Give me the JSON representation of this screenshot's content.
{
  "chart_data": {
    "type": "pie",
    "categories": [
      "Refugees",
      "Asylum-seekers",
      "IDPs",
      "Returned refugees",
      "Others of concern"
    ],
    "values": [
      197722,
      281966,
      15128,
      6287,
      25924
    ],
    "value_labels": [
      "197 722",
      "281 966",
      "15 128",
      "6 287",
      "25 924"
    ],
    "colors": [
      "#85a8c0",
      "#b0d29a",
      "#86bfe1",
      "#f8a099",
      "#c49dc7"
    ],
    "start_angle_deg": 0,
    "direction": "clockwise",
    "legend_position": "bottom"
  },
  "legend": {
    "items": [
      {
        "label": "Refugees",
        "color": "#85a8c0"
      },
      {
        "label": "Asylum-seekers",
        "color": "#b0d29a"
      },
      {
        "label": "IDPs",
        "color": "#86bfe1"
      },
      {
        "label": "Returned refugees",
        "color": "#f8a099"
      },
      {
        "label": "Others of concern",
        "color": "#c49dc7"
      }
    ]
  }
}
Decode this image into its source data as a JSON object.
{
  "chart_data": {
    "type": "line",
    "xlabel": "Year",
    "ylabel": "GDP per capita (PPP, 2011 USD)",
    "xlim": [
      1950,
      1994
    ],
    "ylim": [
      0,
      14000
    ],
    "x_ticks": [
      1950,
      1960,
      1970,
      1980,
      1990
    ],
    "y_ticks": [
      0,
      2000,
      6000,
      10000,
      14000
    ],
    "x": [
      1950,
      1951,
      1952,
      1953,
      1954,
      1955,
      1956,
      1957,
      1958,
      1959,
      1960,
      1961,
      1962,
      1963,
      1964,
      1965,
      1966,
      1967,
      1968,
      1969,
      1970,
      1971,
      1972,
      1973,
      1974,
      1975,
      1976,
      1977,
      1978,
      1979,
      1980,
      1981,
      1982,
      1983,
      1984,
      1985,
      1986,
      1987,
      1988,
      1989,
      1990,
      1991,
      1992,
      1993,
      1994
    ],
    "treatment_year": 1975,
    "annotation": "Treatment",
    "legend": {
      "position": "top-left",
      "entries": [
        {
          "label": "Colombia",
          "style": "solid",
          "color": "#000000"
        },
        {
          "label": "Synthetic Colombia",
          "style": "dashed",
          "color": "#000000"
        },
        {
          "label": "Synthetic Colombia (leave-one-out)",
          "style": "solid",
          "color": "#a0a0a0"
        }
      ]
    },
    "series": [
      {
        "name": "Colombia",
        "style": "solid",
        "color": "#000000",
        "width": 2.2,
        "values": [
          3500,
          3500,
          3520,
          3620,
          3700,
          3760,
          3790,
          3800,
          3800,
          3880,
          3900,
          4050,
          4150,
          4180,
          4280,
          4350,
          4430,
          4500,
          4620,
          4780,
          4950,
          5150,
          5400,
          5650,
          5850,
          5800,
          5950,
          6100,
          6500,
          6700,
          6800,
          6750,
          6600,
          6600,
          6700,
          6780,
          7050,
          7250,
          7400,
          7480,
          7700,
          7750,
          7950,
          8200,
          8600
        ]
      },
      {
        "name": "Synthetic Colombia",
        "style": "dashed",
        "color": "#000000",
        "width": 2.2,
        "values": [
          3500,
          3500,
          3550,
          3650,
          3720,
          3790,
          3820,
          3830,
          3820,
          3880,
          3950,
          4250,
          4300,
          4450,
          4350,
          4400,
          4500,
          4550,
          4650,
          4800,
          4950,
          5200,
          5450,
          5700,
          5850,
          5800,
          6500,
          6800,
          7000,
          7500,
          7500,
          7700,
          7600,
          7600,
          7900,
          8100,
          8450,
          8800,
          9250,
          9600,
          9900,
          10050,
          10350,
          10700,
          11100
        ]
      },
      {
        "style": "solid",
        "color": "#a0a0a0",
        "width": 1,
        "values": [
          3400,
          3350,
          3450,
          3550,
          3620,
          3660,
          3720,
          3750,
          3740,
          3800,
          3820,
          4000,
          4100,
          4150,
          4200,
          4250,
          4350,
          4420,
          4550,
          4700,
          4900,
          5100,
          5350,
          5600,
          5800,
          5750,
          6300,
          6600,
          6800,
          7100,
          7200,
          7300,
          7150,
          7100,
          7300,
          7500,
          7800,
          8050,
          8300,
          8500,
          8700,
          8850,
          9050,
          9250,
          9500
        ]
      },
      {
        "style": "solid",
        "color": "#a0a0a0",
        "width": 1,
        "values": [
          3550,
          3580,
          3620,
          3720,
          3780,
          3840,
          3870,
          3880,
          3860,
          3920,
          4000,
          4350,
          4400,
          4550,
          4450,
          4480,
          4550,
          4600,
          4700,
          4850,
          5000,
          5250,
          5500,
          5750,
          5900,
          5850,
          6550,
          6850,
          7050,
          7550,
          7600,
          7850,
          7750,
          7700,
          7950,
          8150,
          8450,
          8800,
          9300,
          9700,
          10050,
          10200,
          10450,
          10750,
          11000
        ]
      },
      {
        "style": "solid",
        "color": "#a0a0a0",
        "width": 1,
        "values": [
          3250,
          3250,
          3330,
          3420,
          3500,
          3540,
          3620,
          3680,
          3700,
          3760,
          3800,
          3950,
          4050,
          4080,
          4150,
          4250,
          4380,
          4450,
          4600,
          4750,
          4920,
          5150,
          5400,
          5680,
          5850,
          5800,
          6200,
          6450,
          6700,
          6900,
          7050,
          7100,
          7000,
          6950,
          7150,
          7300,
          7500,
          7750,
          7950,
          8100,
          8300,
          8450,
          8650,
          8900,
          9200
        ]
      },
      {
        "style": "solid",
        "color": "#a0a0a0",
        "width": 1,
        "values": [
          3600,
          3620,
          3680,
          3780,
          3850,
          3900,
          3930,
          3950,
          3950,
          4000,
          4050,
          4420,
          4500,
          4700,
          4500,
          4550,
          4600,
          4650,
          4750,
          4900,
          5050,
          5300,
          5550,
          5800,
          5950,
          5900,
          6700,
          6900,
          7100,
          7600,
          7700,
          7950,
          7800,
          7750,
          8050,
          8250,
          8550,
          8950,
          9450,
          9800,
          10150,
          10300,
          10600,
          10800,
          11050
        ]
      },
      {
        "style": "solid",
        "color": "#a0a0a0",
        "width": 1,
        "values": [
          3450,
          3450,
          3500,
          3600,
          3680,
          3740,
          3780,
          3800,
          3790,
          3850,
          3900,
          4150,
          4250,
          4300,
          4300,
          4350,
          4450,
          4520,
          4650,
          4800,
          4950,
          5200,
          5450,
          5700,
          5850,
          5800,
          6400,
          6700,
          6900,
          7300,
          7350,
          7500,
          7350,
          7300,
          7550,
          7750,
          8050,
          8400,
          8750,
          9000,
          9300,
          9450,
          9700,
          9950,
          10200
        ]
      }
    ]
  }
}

———

Select the lines that carry the string "concern" and copy them.

**CORRECT ANSWER:**
      "Others of concern"
        "label": "Others of concern",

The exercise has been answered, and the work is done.